MATERIAL PROVIDED
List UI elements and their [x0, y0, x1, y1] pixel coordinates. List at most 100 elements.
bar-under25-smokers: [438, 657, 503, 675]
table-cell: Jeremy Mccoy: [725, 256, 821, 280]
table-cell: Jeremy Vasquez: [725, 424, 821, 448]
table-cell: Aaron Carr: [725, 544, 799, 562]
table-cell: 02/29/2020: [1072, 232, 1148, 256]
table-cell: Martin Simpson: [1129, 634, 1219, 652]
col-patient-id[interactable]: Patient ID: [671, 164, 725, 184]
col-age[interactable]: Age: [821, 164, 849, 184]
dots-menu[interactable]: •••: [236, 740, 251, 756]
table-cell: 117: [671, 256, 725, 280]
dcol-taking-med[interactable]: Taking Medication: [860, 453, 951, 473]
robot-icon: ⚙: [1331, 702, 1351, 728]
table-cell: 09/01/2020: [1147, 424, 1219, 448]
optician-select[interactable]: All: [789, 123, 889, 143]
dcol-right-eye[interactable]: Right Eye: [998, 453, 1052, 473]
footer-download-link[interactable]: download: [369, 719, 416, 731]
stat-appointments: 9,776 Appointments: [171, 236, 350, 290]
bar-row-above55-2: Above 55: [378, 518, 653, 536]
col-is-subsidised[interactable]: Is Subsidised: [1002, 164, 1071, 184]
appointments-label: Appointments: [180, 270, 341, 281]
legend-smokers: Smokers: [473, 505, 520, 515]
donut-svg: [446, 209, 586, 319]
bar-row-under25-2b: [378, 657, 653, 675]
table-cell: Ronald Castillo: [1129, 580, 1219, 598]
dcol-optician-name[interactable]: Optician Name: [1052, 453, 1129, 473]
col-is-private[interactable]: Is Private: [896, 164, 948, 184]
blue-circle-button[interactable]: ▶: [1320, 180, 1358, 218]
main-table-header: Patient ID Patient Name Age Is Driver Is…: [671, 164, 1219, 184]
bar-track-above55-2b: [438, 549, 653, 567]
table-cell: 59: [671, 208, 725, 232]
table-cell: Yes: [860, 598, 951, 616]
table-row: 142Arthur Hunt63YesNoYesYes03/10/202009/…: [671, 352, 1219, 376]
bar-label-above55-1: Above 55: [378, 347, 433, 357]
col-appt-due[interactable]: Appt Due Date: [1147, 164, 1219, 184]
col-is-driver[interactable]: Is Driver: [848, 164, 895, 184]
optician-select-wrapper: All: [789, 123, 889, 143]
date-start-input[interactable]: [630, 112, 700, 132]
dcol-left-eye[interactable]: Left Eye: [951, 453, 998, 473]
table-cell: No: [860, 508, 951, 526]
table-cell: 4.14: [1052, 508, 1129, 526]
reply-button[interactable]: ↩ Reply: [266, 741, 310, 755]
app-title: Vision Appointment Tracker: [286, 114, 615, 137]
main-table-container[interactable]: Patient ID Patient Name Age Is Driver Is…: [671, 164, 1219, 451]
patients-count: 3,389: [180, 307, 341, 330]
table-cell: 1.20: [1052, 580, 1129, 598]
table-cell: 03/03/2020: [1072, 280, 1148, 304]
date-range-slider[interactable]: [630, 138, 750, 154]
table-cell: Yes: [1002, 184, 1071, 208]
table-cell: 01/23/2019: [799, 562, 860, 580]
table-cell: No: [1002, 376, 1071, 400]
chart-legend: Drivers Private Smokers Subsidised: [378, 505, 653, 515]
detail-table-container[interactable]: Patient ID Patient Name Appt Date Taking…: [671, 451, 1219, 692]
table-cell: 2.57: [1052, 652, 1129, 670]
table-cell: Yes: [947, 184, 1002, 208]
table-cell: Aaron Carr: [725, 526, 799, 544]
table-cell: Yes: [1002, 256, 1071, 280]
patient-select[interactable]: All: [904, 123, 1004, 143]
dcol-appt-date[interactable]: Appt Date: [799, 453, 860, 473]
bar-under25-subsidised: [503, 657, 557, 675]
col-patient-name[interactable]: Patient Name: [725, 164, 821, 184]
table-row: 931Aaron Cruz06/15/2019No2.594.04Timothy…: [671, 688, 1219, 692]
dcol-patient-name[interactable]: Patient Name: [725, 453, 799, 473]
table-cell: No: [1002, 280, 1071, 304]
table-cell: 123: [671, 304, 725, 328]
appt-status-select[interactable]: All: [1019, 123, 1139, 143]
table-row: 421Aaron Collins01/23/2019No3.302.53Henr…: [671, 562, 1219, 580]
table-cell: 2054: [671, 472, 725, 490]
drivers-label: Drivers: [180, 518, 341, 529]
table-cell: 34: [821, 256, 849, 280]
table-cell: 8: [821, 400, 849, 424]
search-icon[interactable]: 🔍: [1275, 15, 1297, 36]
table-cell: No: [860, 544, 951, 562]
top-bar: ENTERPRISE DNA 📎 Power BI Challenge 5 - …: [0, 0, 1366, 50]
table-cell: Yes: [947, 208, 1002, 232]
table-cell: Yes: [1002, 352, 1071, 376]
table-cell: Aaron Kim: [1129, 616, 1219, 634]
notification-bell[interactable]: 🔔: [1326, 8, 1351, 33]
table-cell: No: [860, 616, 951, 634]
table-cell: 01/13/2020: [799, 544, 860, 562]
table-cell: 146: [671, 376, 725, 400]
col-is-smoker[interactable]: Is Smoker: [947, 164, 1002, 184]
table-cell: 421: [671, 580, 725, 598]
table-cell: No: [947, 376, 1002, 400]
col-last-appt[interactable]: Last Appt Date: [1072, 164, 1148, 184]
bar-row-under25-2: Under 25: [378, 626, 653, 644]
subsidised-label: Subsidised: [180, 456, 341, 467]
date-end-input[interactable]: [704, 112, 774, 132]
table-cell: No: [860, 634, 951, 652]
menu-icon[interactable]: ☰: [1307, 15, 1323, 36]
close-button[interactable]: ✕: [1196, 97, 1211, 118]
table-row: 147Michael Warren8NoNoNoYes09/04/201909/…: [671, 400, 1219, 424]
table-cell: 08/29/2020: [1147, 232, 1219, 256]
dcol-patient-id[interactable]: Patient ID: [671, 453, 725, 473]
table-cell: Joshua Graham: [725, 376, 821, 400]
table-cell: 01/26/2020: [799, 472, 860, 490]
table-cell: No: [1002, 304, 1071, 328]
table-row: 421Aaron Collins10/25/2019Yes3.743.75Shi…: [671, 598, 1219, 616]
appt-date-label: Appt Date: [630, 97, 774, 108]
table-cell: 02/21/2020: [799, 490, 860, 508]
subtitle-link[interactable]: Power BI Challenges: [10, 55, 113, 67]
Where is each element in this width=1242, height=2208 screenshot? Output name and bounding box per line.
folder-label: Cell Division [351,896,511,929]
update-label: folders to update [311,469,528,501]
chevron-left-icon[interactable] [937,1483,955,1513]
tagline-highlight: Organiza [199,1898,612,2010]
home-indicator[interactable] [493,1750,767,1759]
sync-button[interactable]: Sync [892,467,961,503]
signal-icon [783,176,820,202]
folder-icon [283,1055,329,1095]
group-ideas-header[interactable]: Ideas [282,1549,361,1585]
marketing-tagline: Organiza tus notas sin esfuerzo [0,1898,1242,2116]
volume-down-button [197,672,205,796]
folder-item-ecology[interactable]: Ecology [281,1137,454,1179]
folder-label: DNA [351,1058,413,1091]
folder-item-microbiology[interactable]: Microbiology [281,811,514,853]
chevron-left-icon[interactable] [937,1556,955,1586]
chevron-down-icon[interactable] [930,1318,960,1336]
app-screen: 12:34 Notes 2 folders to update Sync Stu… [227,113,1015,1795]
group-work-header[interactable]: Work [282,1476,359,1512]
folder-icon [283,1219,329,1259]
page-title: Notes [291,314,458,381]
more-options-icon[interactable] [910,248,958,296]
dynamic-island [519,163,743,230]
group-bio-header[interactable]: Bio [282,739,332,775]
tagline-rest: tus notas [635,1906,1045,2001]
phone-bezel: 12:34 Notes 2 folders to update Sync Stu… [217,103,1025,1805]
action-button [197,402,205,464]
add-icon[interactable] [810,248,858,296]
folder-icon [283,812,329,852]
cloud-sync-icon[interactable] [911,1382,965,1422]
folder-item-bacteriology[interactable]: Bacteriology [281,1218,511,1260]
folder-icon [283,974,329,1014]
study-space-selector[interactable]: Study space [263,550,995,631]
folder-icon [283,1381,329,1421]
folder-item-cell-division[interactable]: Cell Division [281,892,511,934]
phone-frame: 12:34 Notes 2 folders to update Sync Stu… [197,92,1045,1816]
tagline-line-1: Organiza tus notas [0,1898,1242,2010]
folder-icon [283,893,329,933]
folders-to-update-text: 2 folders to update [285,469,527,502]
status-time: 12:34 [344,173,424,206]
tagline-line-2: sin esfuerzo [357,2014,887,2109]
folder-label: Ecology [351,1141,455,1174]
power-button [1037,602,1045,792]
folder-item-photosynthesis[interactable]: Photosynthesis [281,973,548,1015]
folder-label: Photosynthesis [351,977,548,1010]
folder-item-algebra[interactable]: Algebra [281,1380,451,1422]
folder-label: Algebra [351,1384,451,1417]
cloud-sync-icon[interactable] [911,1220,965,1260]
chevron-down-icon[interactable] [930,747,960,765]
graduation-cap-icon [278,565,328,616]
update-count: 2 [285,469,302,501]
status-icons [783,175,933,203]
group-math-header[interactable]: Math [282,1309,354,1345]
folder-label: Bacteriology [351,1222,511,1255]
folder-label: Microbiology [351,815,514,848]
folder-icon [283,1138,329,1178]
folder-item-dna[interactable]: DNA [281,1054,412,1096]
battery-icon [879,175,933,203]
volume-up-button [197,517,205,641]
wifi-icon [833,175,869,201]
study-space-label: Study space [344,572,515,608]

ACTIVITY
Please say how many lines in the records above contain the word "left", and give only that number.

ANSWER TO THIS EXERCISE
3